■ Request ■
Restate every line of the material, word for word.

■ Recorded information ■
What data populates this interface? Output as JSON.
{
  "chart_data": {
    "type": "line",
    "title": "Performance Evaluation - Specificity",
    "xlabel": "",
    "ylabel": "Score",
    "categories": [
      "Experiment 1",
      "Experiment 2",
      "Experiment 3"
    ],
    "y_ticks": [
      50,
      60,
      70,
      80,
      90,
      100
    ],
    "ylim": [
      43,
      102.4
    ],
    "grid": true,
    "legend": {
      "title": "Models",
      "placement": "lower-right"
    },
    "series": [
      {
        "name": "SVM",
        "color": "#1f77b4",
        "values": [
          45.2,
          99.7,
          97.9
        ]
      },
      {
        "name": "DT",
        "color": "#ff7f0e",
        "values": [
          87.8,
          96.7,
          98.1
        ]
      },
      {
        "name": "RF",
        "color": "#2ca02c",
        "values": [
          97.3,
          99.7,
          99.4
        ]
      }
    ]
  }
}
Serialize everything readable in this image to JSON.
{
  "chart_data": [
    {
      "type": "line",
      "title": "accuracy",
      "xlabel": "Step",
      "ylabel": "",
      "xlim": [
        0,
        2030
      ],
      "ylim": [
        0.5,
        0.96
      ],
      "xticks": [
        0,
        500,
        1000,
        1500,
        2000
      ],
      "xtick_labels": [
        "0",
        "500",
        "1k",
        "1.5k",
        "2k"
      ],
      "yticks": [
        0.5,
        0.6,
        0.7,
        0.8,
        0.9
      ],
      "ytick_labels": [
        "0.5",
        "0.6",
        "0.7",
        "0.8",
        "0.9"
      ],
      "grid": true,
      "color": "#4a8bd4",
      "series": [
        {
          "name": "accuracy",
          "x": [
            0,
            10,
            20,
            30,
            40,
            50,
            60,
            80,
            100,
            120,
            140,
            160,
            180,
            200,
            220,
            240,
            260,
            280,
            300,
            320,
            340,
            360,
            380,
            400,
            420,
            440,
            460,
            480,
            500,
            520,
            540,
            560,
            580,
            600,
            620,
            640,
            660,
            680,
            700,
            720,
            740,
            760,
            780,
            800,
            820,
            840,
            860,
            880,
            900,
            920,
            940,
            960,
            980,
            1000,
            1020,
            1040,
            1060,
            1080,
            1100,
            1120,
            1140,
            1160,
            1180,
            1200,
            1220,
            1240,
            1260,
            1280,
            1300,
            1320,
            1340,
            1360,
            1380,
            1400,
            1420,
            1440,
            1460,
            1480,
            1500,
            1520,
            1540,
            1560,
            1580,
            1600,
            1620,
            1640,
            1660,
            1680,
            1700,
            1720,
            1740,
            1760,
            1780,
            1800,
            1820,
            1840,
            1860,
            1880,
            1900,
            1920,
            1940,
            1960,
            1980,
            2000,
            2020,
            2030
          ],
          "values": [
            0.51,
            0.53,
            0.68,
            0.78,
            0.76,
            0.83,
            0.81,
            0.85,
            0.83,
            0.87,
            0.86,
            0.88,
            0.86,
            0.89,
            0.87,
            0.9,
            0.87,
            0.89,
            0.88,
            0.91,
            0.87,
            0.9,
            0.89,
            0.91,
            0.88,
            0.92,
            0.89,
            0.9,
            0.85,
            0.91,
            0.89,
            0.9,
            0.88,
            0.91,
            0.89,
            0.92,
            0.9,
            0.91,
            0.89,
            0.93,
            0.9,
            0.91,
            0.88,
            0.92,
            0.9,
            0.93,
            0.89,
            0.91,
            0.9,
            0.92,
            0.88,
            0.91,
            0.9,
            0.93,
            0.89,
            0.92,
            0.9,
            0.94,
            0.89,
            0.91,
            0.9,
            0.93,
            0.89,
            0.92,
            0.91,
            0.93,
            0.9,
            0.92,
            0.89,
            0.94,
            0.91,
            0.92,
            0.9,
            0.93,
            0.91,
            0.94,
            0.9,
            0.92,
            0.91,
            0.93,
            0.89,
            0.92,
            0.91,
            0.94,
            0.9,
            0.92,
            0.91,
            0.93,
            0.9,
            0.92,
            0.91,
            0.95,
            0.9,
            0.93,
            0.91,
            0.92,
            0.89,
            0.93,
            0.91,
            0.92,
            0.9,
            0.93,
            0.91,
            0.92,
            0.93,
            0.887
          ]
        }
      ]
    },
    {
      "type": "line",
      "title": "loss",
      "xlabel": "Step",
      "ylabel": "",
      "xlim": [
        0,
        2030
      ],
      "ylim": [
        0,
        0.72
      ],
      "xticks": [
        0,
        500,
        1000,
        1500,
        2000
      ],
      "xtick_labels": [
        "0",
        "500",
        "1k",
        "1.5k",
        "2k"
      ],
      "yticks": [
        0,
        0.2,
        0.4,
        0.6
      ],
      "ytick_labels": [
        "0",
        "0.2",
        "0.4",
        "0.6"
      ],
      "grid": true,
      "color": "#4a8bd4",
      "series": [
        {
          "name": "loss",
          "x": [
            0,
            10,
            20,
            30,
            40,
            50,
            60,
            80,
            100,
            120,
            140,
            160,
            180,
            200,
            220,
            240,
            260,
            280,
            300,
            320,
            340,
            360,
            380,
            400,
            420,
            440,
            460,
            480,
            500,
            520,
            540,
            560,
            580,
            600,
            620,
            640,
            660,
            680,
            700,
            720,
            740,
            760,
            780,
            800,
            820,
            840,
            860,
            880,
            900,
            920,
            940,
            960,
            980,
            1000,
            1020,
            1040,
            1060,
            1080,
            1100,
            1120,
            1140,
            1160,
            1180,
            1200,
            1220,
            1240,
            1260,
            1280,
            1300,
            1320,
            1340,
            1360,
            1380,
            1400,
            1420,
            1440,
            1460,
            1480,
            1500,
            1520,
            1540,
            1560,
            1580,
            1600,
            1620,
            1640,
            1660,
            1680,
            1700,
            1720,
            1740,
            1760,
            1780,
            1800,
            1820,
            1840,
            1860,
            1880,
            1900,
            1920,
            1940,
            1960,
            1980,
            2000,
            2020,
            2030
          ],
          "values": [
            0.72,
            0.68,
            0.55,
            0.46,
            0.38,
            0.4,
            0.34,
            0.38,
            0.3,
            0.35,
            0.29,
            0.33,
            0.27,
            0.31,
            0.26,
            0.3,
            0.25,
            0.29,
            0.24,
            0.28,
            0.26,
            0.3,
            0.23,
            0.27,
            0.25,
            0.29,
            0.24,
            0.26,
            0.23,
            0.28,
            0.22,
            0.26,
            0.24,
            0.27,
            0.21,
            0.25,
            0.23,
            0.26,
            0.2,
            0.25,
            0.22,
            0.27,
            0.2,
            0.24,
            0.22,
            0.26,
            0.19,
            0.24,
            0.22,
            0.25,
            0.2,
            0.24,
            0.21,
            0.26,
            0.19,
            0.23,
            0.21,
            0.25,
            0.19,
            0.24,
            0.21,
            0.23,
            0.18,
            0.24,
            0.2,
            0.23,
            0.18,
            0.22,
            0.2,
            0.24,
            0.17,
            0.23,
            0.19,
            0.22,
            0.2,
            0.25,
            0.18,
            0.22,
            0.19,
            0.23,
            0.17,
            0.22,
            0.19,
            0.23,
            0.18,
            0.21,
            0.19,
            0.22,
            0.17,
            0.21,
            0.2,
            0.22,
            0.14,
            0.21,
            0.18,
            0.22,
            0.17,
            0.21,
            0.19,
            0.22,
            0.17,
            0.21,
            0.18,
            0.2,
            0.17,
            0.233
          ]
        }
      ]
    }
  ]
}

■ Solution ■
What data populates this interface? Output as JSON.
{
  "chart_data": {
    "type": "line",
    "title": "Performance Evaluation - Specificity",
    "xlabel": "",
    "ylabel": "Score",
    "categories": [
      "Experiment 1",
      "Experiment 2",
      "Experiment 3"
    ],
    "y_ticks": [
      50,
      60,
      70,
      80,
      90,
      100
    ],
    "ylim": [
      43,
      102.4
    ],
    "grid": true,
    "legend": {
      "title": "Models",
      "placement": "lower-right"
    },
    "series": [
      {
        "name": "SVM",
        "color": "#1f77b4",
        "values": [
          45.2,
          99.7,
          97.9
        ]
      },
      {
        "name": "DT",
        "color": "#ff7f0e",
        "values": [
          87.8,
          96.7,
          98.1
        ]
      },
      {
        "name": "RF",
        "color": "#2ca02c",
        "values": [
          97.3,
          99.7,
          99.4
        ]
      }
    ]
  }
}
Serialize everything readable in this image to JSON.
{
  "chart_data": [
    {
      "type": "line",
      "title": "accuracy",
      "xlabel": "Step",
      "ylabel": "",
      "xlim": [
        0,
        2030
      ],
      "ylim": [
        0.5,
        0.96
      ],
      "xticks": [
        0,
        500,
        1000,
        1500,
        2000
      ],
      "xtick_labels": [
        "0",
        "500",
        "1k",
        "1.5k",
        "2k"
      ],
      "yticks": [
        0.5,
        0.6,
        0.7,
        0.8,
        0.9
      ],
      "ytick_labels": [
        "0.5",
        "0.6",
        "0.7",
        "0.8",
        "0.9"
      ],
      "grid": true,
      "color": "#4a8bd4",
      "series": [
        {
          "name": "accuracy",
          "x": [
            0,
            10,
            20,
            30,
            40,
            50,
            60,
            80,
            100,
            120,
            140,
            160,
            180,
            200,
            220,
            240,
            260,
            280,
            300,
            320,
            340,
            360,
            380,
            400,
            420,
            440,
            460,
            480,
            500,
            520,
            540,
            560,
            580,
            600,
            620,
            640,
            660,
            680,
            700,
            720,
            740,
            760,
            780,
            800,
            820,
            840,
            860,
            880,
            900,
            920,
            940,
            960,
            980,
            1000,
            1020,
            1040,
            1060,
            1080,
            1100,
            1120,
            1140,
            1160,
            1180,
            1200,
            1220,
            1240,
            1260,
            1280,
            1300,
            1320,
            1340,
            1360,
            1380,
            1400,
            1420,
            1440,
            1460,
            1480,
            1500,
            1520,
            1540,
            1560,
            1580,
            1600,
            1620,
            1640,
            1660,
            1680,
            1700,
            1720,
            1740,
            1760,
            1780,
            1800,
            1820,
            1840,
            1860,
            1880,
            1900,
            1920,
            1940,
            1960,
            1980,
            2000,
            2020,
            2030
          ],
          "values": [
            0.51,
            0.53,
            0.68,
            0.78,
            0.76,
            0.83,
            0.81,
            0.85,
            0.83,
            0.87,
            0.86,
            0.88,
            0.86,
            0.89,
            0.87,
            0.9,
            0.87,
            0.89,
            0.88,
            0.91,
            0.87,
            0.9,
            0.89,
            0.91,
            0.88,
            0.92,
            0.89,
            0.9,
            0.85,
            0.91,
            0.89,
            0.9,
            0.88,
            0.91,
            0.89,
            0.92,
            0.9,
            0.91,
            0.89,
            0.93,
            0.9,
            0.91,
            0.88,
            0.92,
            0.9,
            0.93,
            0.89,
            0.91,
            0.9,
            0.92,
            0.88,
            0.91,
            0.9,
            0.93,
            0.89,
            0.92,
            0.9,
            0.94,
            0.89,
            0.91,
            0.9,
            0.93,
            0.89,
            0.92,
            0.91,
            0.93,
            0.9,
            0.92,
            0.89,
            0.94,
            0.91,
            0.92,
            0.9,
            0.93,
            0.91,
            0.94,
            0.9,
            0.92,
            0.91,
            0.93,
            0.89,
            0.92,
            0.91,
            0.94,
            0.9,
            0.92,
            0.91,
            0.93,
            0.9,
            0.92,
            0.91,
            0.95,
            0.9,
            0.93,
            0.91,
            0.92,
            0.89,
            0.93,
            0.91,
            0.92,
            0.9,
            0.93,
            0.91,
            0.92,
            0.93,
            0.887
          ]
        }
      ]
    },
    {
      "type": "line",
      "title": "loss",
      "xlabel": "Step",
      "ylabel": "",
      "xlim": [
        0,
        2030
      ],
      "ylim": [
        0,
        0.72
      ],
      "xticks": [
        0,
        500,
        1000,
        1500,
        2000
      ],
      "xtick_labels": [
        "0",
        "500",
        "1k",
        "1.5k",
        "2k"
      ],
      "yticks": [
        0,
        0.2,
        0.4,
        0.6
      ],
      "ytick_labels": [
        "0",
        "0.2",
        "0.4",
        "0.6"
      ],
      "grid": true,
      "color": "#4a8bd4",
      "series": [
        {
          "name": "loss",
          "x": [
            0,
            10,
            20,
            30,
            40,
            50,
            60,
            80,
            100,
            120,
            140,
            160,
            180,
            200,
            220,
            240,
            260,
            280,
            300,
            320,
            340,
            360,
            380,
            400,
            420,
            440,
            460,
            480,
            500,
            520,
            540,
            560,
            580,
            600,
            620,
            640,
            660,
            680,
            700,
            720,
            740,
            760,
            780,
            800,
            820,
            840,
            860,
            880,
            900,
            920,
            940,
            960,
            980,
            1000,
            1020,
            1040,
            1060,
            1080,
            1100,
            1120,
            1140,
            1160,
            1180,
            1200,
            1220,
            1240,
            1260,
            1280,
            1300,
            1320,
            1340,
            1360,
            1380,
            1400,
            1420,
            1440,
            1460,
            1480,
            1500,
            1520,
            1540,
            1560,
            1580,
            1600,
            1620,
            1640,
            1660,
            1680,
            1700,
            1720,
            1740,
            1760,
            1780,
            1800,
            1820,
            1840,
            1860,
            1880,
            1900,
            1920,
            1940,
            1960,
            1980,
            2000,
            2020,
            2030
          ],
          "values": [
            0.72,
            0.68,
            0.55,
            0.46,
            0.38,
            0.4,
            0.34,
            0.38,
            0.3,
            0.35,
            0.29,
            0.33,
            0.27,
            0.31,
            0.26,
            0.3,
            0.25,
            0.29,
            0.24,
            0.28,
            0.26,
            0.3,
            0.23,
            0.27,
            0.25,
            0.29,
            0.24,
            0.26,
            0.23,
            0.28,
            0.22,
            0.26,
            0.24,
            0.27,
            0.21,
            0.25,
            0.23,
            0.26,
            0.2,
            0.25,
            0.22,
            0.27,
            0.2,
            0.24,
            0.22,
            0.26,
            0.19,
            0.24,
            0.22,
            0.25,
            0.2,
            0.24,
            0.21,
            0.26,
            0.19,
            0.23,
            0.21,
            0.25,
            0.19,
            0.24,
            0.21,
            0.23,
            0.18,
            0.24,
            0.2,
            0.23,
            0.18,
            0.22,
            0.2,
            0.24,
            0.17,
            0.23,
            0.19,
            0.22,
            0.2,
            0.25,
            0.18,
            0.22,
            0.19,
            0.23,
            0.17,
            0.22,
            0.19,
            0.23,
            0.18,
            0.21,
            0.19,
            0.22,
            0.17,
            0.21,
            0.2,
            0.22,
            0.14,
            0.21,
            0.18,
            0.22,
            0.17,
            0.21,
            0.19,
            0.22,
            0.17,
            0.21,
            0.18,
            0.2,
            0.17,
            0.233
          ]
        }
      ]
    }
  ]
}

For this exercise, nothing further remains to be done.